_Exercise task:_
Write the material out again exactly.

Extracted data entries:
-- START --

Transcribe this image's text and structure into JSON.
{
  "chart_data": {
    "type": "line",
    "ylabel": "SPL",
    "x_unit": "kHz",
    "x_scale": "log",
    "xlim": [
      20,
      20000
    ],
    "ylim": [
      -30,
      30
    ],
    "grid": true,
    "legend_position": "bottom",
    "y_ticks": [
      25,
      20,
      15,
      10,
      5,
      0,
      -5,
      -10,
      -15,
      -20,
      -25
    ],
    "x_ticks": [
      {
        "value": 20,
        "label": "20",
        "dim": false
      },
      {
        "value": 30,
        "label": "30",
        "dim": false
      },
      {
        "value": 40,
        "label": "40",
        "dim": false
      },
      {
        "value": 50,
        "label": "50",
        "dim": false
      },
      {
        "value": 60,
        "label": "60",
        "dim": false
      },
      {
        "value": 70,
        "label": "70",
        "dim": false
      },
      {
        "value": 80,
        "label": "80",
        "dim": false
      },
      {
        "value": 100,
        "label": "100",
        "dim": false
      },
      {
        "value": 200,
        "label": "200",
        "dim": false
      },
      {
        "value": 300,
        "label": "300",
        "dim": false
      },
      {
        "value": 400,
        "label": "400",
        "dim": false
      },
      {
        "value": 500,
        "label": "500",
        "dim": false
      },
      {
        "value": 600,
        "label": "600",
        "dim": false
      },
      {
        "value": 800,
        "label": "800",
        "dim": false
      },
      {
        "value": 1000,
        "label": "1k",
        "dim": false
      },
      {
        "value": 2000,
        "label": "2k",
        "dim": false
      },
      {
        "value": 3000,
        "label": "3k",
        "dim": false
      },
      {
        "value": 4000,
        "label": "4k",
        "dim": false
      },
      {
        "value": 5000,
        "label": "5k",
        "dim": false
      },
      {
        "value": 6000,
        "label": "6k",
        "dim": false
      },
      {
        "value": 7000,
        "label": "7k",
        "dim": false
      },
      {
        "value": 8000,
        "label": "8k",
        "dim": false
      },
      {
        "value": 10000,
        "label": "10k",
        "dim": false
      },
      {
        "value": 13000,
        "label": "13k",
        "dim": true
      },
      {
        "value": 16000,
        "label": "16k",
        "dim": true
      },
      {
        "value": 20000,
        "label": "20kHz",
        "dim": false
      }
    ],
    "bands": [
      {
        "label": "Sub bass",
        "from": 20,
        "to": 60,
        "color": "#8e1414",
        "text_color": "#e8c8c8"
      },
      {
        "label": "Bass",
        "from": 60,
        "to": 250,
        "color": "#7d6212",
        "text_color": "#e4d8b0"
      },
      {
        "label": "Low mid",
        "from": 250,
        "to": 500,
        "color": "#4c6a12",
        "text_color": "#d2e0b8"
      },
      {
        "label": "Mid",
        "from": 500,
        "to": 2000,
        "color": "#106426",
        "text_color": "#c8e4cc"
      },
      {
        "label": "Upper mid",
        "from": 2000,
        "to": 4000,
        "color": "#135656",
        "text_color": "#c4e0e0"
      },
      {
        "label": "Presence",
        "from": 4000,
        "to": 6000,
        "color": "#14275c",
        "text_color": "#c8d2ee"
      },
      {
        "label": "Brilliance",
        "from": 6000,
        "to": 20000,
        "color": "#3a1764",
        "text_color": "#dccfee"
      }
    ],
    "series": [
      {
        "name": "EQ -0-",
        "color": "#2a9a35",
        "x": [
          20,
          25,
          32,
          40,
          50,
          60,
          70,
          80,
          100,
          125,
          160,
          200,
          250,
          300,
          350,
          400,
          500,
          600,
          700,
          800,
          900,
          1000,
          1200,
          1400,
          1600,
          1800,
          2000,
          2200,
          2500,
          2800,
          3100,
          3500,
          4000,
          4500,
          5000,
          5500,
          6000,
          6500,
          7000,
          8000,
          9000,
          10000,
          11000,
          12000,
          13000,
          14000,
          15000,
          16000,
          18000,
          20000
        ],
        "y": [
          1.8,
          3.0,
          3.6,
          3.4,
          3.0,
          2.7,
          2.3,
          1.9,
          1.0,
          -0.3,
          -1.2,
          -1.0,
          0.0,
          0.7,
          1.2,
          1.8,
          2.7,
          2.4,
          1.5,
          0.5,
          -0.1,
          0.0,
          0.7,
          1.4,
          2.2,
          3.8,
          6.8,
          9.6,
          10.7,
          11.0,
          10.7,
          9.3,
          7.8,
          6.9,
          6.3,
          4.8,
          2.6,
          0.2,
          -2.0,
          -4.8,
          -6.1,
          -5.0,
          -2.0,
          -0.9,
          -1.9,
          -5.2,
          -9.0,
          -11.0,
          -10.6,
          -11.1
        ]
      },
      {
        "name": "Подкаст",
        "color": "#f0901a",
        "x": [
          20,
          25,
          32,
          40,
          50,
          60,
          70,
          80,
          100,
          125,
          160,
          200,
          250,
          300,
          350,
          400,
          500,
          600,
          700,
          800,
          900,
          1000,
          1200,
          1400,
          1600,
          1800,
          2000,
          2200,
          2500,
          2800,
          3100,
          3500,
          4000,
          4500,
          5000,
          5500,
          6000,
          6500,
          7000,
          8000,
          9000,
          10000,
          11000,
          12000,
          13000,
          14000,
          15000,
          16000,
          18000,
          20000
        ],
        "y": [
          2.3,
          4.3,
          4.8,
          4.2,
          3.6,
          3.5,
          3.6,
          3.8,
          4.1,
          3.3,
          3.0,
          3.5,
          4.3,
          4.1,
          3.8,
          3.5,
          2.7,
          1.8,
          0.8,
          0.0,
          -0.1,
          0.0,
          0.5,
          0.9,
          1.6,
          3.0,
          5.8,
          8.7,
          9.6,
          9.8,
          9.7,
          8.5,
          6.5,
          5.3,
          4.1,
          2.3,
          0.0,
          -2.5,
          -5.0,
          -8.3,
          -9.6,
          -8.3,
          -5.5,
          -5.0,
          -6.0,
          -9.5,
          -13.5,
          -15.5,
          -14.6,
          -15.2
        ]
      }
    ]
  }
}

-- END --

_Final result:_
Transcribe this image's text and structure into JSON.
{
  "chart_data": {
    "type": "line",
    "ylabel": "SPL",
    "x_unit": "kHz",
    "x_scale": "log",
    "xlim": [
      20,
      20000
    ],
    "ylim": [
      -30,
      30
    ],
    "grid": true,
    "legend_position": "bottom",
    "y_ticks": [
      25,
      20,
      15,
      10,
      5,
      0,
      -5,
      -10,
      -15,
      -20,
      -25
    ],
    "x_ticks": [
      {
        "value": 20,
        "label": "20",
        "dim": false
      },
      {
        "value": 30,
        "label": "30",
        "dim": false
      },
      {
        "value": 40,
        "label": "40",
        "dim": false
      },
      {
        "value": 50,
        "label": "50",
        "dim": false
      },
      {
        "value": 60,
        "label": "60",
        "dim": false
      },
      {
        "value": 70,
        "label": "70",
        "dim": false
      },
      {
        "value": 80,
        "label": "80",
        "dim": false
      },
      {
        "value": 100,
        "label": "100",
        "dim": false
      },
      {
        "value": 200,
        "label": "200",
        "dim": false
      },
      {
        "value": 300,
        "label": "300",
        "dim": false
      },
      {
        "value": 400,
        "label": "400",
        "dim": false
      },
      {
        "value": 500,
        "label": "500",
        "dim": false
      },
      {
        "value": 600,
        "label": "600",
        "dim": false
      },
      {
        "value": 800,
        "label": "800",
        "dim": false
      },
      {
        "value": 1000,
        "label": "1k",
        "dim": false
      },
      {
        "value": 2000,
        "label": "2k",
        "dim": false
      },
      {
        "value": 3000,
        "label": "3k",
        "dim": false
      },
      {
        "value": 4000,
        "label": "4k",
        "dim": false
      },
      {
        "value": 5000,
        "label": "5k",
        "dim": false
      },
      {
        "value": 6000,
        "label": "6k",
        "dim": false
      },
      {
        "value": 7000,
        "label": "7k",
        "dim": false
      },
      {
        "value": 8000,
        "label": "8k",
        "dim": false
      },
      {
        "value": 10000,
        "label": "10k",
        "dim": false
      },
      {
        "value": 13000,
        "label": "13k",
        "dim": true
      },
      {
        "value": 16000,
        "label": "16k",
        "dim": true
      },
      {
        "value": 20000,
        "label": "20kHz",
        "dim": false
      }
    ],
    "bands": [
      {
        "label": "Sub bass",
        "from": 20,
        "to": 60,
        "color": "#8e1414",
        "text_color": "#e8c8c8"
      },
      {
        "label": "Bass",
        "from": 60,
        "to": 250,
        "color": "#7d6212",
        "text_color": "#e4d8b0"
      },
      {
        "label": "Low mid",
        "from": 250,
        "to": 500,
        "color": "#4c6a12",
        "text_color": "#d2e0b8"
      },
      {
        "label": "Mid",
        "from": 500,
        "to": 2000,
        "color": "#106426",
        "text_color": "#c8e4cc"
      },
      {
        "label": "Upper mid",
        "from": 2000,
        "to": 4000,
        "color": "#135656",
        "text_color": "#c4e0e0"
      },
      {
        "label": "Presence",
        "from": 4000,
        "to": 6000,
        "color": "#14275c",
        "text_color": "#c8d2ee"
      },
      {
        "label": "Brilliance",
        "from": 6000,
        "to": 20000,
        "color": "#3a1764",
        "text_color": "#dccfee"
      }
    ],
    "series": [
      {
        "name": "EQ -0-",
        "color": "#2a9a35",
        "x": [
          20,
          25,
          32,
          40,
          50,
          60,
          70,
          80,
          100,
          125,
          160,
          200,
          250,
          300,
          350,
          400,
          500,
          600,
          700,
          800,
          900,
          1000,
          1200,
          1400,
          1600,
          1800,
          2000,
          2200,
          2500,
          2800,
          3100,
          3500,
          4000,
          4500,
          5000,
          5500,
          6000,
          6500,
          7000,
          8000,
          9000,
          10000,
          11000,
          12000,
          13000,
          14000,
          15000,
          16000,
          18000,
          20000
        ],
        "y": [
          1.8,
          3.0,
          3.6,
          3.4,
          3.0,
          2.7,
          2.3,
          1.9,
          1.0,
          -0.3,
          -1.2,
          -1.0,
          0.0,
          0.7,
          1.2,
          1.8,
          2.7,
          2.4,
          1.5,
          0.5,
          -0.1,
          0.0,
          0.7,
          1.4,
          2.2,
          3.8,
          6.8,
          9.6,
          10.7,
          11.0,
          10.7,
          9.3,
          7.8,
          6.9,
          6.3,
          4.8,
          2.6,
          0.2,
          -2.0,
          -4.8,
          -6.1,
          -5.0,
          -2.0,
          -0.9,
          -1.9,
          -5.2,
          -9.0,
          -11.0,
          -10.6,
          -11.1
        ]
      },
      {
        "name": "Подкаст",
        "color": "#f0901a",
        "x": [
          20,
          25,
          32,
          40,
          50,
          60,
          70,
          80,
          100,
          125,
          160,
          200,
          250,
          300,
          350,
          400,
          500,
          600,
          700,
          800,
          900,
          1000,
          1200,
          1400,
          1600,
          1800,
          2000,
          2200,
          2500,
          2800,
          3100,
          3500,
          4000,
          4500,
          5000,
          5500,
          6000,
          6500,
          7000,
          8000,
          9000,
          10000,
          11000,
          12000,
          13000,
          14000,
          15000,
          16000,
          18000,
          20000
        ],
        "y": [
          2.3,
          4.3,
          4.8,
          4.2,
          3.6,
          3.5,
          3.6,
          3.8,
          4.1,
          3.3,
          3.0,
          3.5,
          4.3,
          4.1,
          3.8,
          3.5,
          2.7,
          1.8,
          0.8,
          0.0,
          -0.1,
          0.0,
          0.5,
          0.9,
          1.6,
          3.0,
          5.8,
          8.7,
          9.6,
          9.8,
          9.7,
          8.5,
          6.5,
          5.3,
          4.1,
          2.3,
          0.0,
          -2.5,
          -5.0,
          -8.3,
          -9.6,
          -8.3,
          -5.5,
          -5.0,
          -6.0,
          -9.5,
          -13.5,
          -15.5,
          -14.6,
          -15.2
        ]
      }
    ]
  }
}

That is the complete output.